#### Raw data
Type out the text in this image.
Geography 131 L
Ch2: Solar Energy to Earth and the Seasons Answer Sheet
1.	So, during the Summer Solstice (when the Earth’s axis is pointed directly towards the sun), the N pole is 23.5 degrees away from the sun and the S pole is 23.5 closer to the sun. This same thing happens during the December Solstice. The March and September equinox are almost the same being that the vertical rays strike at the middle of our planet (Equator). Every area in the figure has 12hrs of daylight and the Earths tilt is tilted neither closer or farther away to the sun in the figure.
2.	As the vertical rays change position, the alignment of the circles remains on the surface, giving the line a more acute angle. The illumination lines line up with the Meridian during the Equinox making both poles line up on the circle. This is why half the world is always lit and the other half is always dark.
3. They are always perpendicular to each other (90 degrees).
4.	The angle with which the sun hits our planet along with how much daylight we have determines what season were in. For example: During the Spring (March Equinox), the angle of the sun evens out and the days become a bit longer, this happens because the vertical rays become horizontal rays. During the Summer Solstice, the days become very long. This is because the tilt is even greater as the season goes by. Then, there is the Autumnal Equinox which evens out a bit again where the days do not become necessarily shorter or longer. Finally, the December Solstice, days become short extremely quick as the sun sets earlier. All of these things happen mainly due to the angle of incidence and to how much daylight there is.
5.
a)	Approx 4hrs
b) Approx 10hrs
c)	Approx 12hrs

#### Exercise aim
From the entries, report each line that includes the word "always".

#### Reply
2.	As the vertical rays change position, the alignment of the circles remains on the surface, giving the line a more acute angle. The illumination lines line up with the Meridian during the Equinox making both poles line up on the circle. This is why half the world is always lit and the other half is always dark.
3. They are always perpendicular to each other (90 degrees).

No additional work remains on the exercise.